## Start

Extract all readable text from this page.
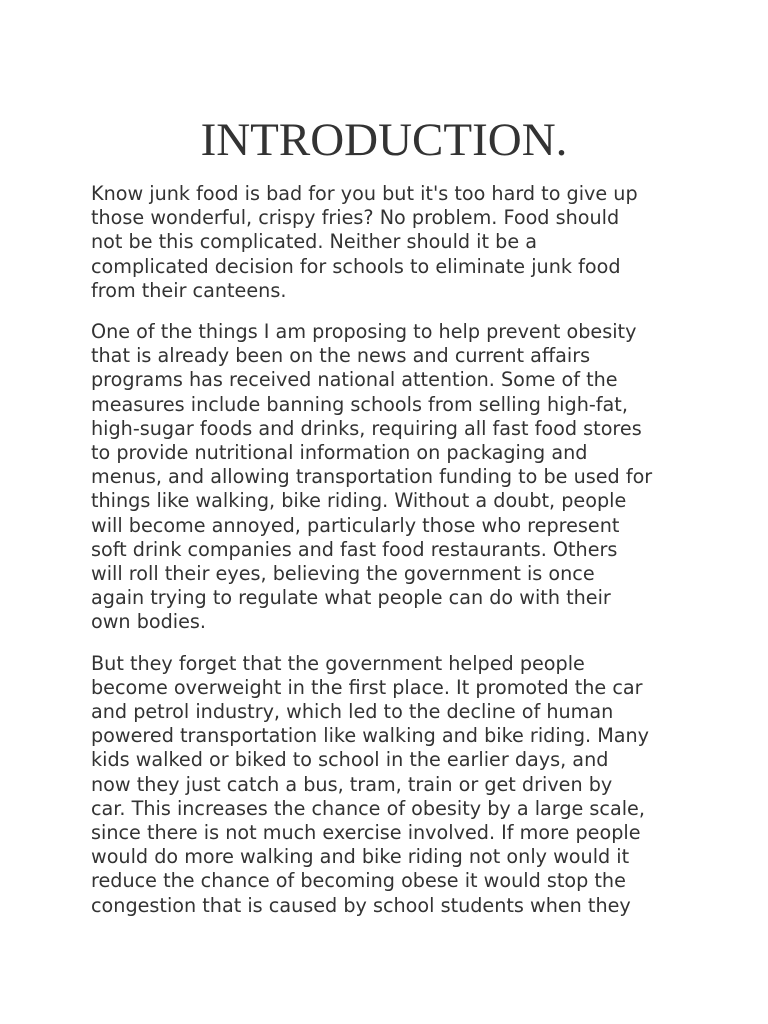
INTRODUCTION.

Know junk food is bad for you but it's too hard to give up
those wonderful, crispy fries? No problem. Food should
not be this complicated. Neither should it be a
complicated decision for schools to eliminate junk food
from their canteens.

One of the things I am proposing to help prevent obesity
that is already been on the news and current affairs
programs has received national attention. Some of the
measures include banning schools from selling high-fat,
high-sugar foods and drinks, requiring all fast food stores
to provide nutritional information on packaging and
menus, and allowing transportation funding to be used for
things like walking, bike riding. Without a doubt, people
will become annoyed, particularly those who represent
soft drink companies and fast food restaurants. Others
will roll their eyes, believing the government is once
again trying to regulate what people can do with their
own bodies.

But they forget that the government helped people
become overweight in the first place. It promoted the car
and petrol industry, which led to the decline of human
powered transportation like walking and bike riding. Many
kids walked or biked to school in the earlier days, and
now they just catch a bus, tram, train or get driven by
car. This increases the chance of obesity by a large scale,
since there is not much exercise involved. If more people
would do more walking and bike riding not only would it
reduce the chance of becoming obese it would stop the
congestion that is caused by school students when they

## End

Written problem:
Transcribe each line above verbatim, with the pictures left out.

Worked solution:
Extract all readable text from this page.
INTRODUCTION.

Know junk food is bad for you but it's too hard to give up
those wonderful, crispy fries? No problem. Food should
not be this complicated. Neither should it be a
complicated decision for schools to eliminate junk food
from their canteens.

One of the things I am proposing to help prevent obesity
that is already been on the news and current affairs
programs has received national attention. Some of the
measures include banning schools from selling high-fat,
high-sugar foods and drinks, requiring all fast food stores
to provide nutritional information on packaging and
menus, and allowing transportation funding to be used for
things like walking, bike riding. Without a doubt, people
will become annoyed, particularly those who represent
soft drink companies and fast food restaurants. Others
will roll their eyes, believing the government is once
again trying to regulate what people can do with their
own bodies.

But they forget that the government helped people
become overweight in the first place. It promoted the car
and petrol industry, which led to the decline of human
powered transportation like walking and bike riding. Many
kids walked or biked to school in the earlier days, and
now they just catch a bus, tram, train or get driven by
car. This increases the chance of obesity by a large scale,
since there is not much exercise involved. If more people
would do more walking and bike riding not only would it
reduce the chance of becoming obese it would stop the
congestion that is caused by school students when they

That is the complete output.